--- start Records shown ---

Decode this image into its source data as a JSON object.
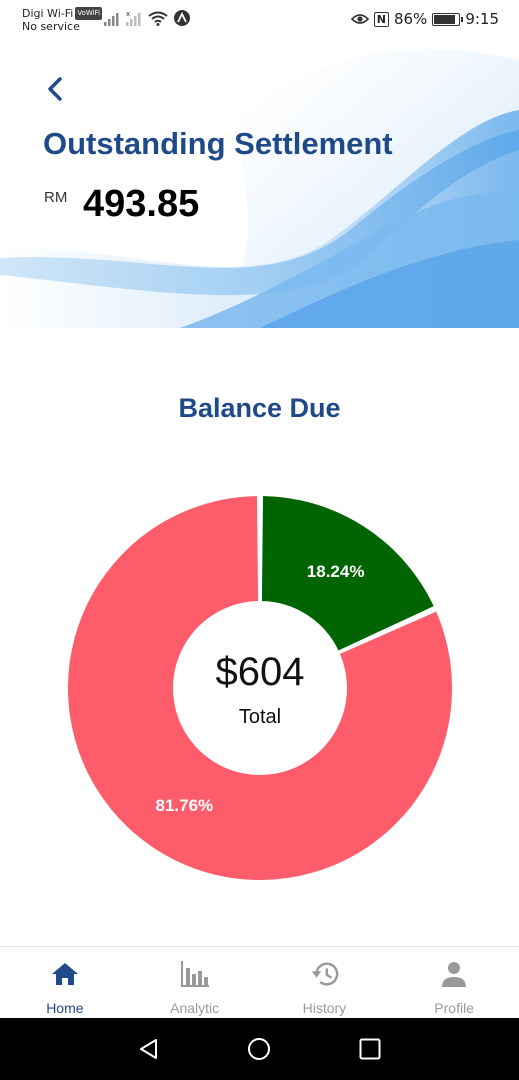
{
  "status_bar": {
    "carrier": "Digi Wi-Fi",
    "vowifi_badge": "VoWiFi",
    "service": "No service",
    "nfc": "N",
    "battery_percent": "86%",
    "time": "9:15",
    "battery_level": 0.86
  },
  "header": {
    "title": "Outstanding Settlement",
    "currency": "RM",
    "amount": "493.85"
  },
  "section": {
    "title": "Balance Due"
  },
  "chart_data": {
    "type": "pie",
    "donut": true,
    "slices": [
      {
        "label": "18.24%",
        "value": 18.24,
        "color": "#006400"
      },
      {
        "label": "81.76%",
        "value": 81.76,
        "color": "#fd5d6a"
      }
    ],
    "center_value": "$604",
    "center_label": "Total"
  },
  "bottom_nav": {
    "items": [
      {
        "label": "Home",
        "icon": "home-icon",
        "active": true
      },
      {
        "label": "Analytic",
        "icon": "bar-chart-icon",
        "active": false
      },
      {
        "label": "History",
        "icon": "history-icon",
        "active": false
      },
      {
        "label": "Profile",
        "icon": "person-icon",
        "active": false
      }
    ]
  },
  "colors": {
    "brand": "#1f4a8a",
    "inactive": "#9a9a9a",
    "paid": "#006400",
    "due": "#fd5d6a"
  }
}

--- end Records shown ---
--- start Records shown ---

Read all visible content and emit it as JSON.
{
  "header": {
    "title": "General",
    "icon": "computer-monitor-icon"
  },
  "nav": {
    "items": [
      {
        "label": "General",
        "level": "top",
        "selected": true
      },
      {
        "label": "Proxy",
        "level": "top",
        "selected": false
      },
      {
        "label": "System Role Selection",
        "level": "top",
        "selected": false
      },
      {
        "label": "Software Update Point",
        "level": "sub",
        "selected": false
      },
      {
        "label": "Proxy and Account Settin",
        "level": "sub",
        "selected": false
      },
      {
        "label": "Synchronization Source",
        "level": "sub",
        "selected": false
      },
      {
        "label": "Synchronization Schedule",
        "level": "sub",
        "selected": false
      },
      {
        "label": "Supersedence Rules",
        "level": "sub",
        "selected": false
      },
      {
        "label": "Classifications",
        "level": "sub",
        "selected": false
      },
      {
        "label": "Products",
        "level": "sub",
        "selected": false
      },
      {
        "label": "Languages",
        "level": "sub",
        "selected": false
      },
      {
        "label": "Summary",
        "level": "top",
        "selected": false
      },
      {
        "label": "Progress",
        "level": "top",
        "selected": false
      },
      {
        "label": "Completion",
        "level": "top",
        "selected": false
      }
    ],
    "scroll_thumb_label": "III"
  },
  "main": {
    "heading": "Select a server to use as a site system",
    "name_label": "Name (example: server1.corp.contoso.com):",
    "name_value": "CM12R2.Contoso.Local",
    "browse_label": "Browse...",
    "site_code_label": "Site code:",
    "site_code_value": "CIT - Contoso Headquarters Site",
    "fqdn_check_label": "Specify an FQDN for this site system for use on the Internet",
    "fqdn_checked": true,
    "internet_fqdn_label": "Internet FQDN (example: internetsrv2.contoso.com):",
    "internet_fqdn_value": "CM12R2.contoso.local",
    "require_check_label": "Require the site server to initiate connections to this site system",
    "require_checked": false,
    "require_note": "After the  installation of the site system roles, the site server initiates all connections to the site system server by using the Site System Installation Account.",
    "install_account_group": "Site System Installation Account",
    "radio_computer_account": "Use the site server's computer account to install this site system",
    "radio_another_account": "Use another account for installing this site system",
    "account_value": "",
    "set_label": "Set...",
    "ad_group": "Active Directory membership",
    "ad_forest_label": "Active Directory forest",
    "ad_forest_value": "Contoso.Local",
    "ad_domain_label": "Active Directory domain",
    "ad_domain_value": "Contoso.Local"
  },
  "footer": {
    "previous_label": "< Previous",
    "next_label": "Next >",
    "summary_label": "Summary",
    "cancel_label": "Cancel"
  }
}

--- end Records shown ---
--- start Records shown ---

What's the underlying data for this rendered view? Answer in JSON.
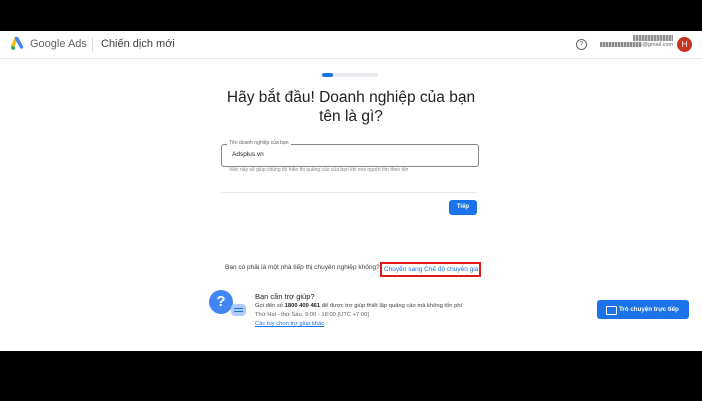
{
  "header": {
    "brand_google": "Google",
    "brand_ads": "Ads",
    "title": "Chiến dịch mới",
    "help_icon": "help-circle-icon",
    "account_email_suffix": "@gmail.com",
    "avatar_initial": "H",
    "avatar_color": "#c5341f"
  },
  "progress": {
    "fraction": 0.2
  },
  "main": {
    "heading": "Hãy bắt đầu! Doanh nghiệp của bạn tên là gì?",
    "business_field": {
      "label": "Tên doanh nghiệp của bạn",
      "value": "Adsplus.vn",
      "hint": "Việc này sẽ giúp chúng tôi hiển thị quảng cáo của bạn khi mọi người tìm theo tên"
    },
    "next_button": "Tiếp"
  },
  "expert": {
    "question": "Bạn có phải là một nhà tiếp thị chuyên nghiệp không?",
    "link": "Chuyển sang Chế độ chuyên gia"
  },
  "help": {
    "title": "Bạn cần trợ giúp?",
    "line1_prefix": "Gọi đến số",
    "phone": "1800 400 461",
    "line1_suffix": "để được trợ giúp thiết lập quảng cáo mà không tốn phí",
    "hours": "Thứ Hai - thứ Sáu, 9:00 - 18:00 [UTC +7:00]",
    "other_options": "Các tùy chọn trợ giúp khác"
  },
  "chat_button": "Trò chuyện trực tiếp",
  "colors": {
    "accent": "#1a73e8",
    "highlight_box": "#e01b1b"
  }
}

--- end Records shown ---

- Set exercise
From the records above, pull out every line containing the word "heading".

- Final result
    "heading": "Select a server to use as a site system",
    "heading": "Hãy bắt đầu! Doanh nghiệp của bạn tên là gì?",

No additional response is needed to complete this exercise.